[Stored records]

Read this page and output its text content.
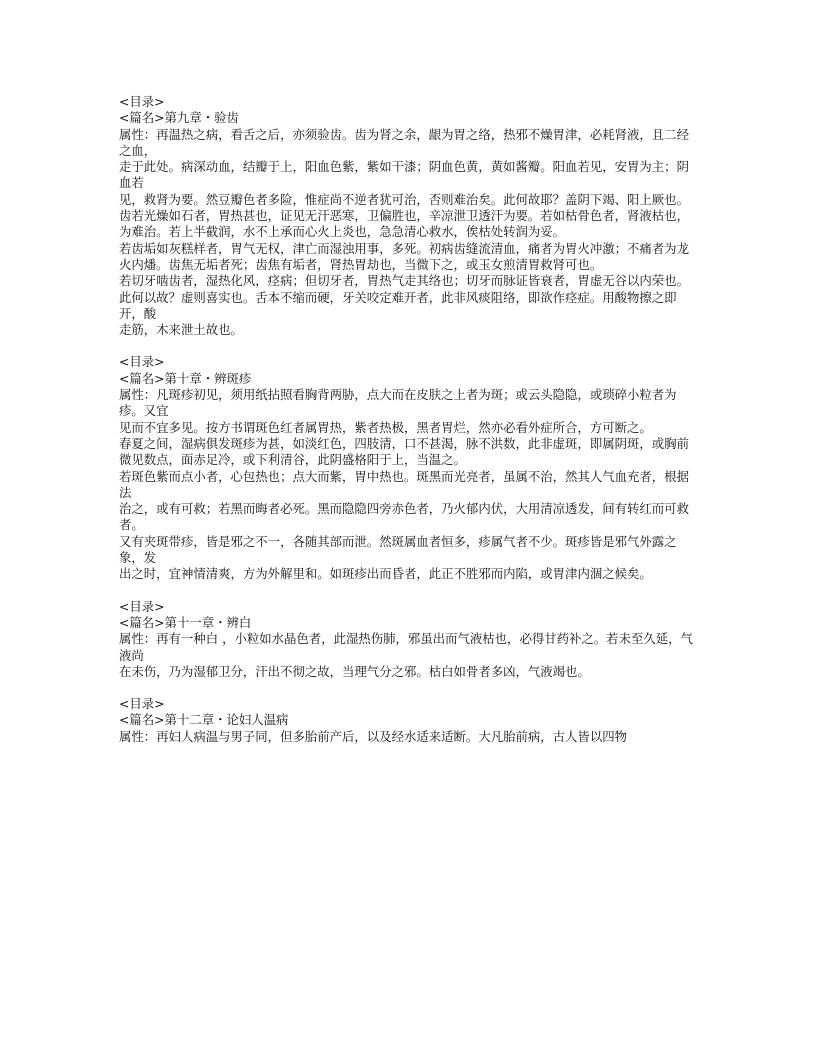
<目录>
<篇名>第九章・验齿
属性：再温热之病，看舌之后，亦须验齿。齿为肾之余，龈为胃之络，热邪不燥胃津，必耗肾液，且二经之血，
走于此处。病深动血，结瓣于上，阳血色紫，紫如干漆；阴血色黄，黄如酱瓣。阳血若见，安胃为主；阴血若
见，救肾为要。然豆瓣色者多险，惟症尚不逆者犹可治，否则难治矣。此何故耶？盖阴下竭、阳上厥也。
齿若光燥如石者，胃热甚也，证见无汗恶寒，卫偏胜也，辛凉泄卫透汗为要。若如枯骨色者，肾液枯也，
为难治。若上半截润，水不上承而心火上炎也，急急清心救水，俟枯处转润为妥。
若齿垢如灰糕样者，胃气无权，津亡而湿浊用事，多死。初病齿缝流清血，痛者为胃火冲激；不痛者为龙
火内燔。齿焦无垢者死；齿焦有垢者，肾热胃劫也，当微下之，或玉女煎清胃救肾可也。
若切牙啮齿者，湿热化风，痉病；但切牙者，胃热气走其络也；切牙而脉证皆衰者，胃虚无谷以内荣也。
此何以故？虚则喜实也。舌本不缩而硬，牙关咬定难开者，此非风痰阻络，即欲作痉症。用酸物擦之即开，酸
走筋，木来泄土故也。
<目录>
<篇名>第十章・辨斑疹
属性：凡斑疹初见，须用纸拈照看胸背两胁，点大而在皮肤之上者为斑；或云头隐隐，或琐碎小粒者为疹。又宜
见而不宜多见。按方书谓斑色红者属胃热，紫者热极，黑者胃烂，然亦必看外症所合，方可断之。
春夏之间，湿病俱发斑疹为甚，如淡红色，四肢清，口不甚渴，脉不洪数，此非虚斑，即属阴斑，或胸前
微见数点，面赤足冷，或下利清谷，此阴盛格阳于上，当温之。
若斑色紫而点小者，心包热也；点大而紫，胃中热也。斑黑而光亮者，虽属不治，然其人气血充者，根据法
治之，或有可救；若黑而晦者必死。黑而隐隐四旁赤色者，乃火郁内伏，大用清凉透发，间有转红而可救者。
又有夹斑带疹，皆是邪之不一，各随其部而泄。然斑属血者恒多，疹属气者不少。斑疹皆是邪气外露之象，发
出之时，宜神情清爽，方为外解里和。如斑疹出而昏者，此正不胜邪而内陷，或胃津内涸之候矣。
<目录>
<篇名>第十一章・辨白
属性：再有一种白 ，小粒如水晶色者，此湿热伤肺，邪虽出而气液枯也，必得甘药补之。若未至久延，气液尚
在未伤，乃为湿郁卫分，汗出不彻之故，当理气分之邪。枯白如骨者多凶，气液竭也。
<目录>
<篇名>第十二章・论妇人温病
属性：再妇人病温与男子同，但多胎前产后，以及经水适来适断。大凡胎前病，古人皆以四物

## Short task
Print all of the records shown above exactly, leaving out each picture.

## Solution for this problem
Read this page and output its text content.
<目录>
<篇名>第九章・验齿
属性：再温热之病，看舌之后，亦须验齿。齿为肾之余，龈为胃之络，热邪不燥胃津，必耗肾液，且二经之血，
走于此处。病深动血，结瓣于上，阳血色紫，紫如干漆；阴血色黄，黄如酱瓣。阳血若见，安胃为主；阴血若
见，救肾为要。然豆瓣色者多险，惟症尚不逆者犹可治，否则难治矣。此何故耶？盖阴下竭、阳上厥也。
齿若光燥如石者，胃热甚也，证见无汗恶寒，卫偏胜也，辛凉泄卫透汗为要。若如枯骨色者，肾液枯也，
为难治。若上半截润，水不上承而心火上炎也，急急清心救水，俟枯处转润为妥。
若齿垢如灰糕样者，胃气无权，津亡而湿浊用事，多死。初病齿缝流清血，痛者为胃火冲激；不痛者为龙
火内燔。齿焦无垢者死；齿焦有垢者，肾热胃劫也，当微下之，或玉女煎清胃救肾可也。
若切牙啮齿者，湿热化风，痉病；但切牙者，胃热气走其络也；切牙而脉证皆衰者，胃虚无谷以内荣也。
此何以故？虚则喜实也。舌本不缩而硬，牙关咬定难开者，此非风痰阻络，即欲作痉症。用酸物擦之即开，酸
走筋，木来泄土故也。
<目录>
<篇名>第十章・辨斑疹
属性：凡斑疹初见，须用纸拈照看胸背两胁，点大而在皮肤之上者为斑；或云头隐隐，或琐碎小粒者为疹。又宜
见而不宜多见。按方书谓斑色红者属胃热，紫者热极，黑者胃烂，然亦必看外症所合，方可断之。
春夏之间，湿病俱发斑疹为甚，如淡红色，四肢清，口不甚渴，脉不洪数，此非虚斑，即属阴斑，或胸前
微见数点，面赤足冷，或下利清谷，此阴盛格阳于上，当温之。
若斑色紫而点小者，心包热也；点大而紫，胃中热也。斑黑而光亮者，虽属不治，然其人气血充者，根据法
治之，或有可救；若黑而晦者必死。黑而隐隐四旁赤色者，乃火郁内伏，大用清凉透发，间有转红而可救者。
又有夹斑带疹，皆是邪之不一，各随其部而泄。然斑属血者恒多，疹属气者不少。斑疹皆是邪气外露之象，发
出之时，宜神情清爽，方为外解里和。如斑疹出而昏者，此正不胜邪而内陷，或胃津内涸之候矣。
<目录>
<篇名>第十一章・辨白
属性：再有一种白 ，小粒如水晶色者，此湿热伤肺，邪虽出而气液枯也，必得甘药补之。若未至久延，气液尚
在未伤，乃为湿郁卫分，汗出不彻之故，当理气分之邪。枯白如骨者多凶，气液竭也。
<目录>
<篇名>第十二章・论妇人温病
属性：再妇人病温与男子同，但多胎前产后，以及经水适来适断。大凡胎前病，古人皆以四物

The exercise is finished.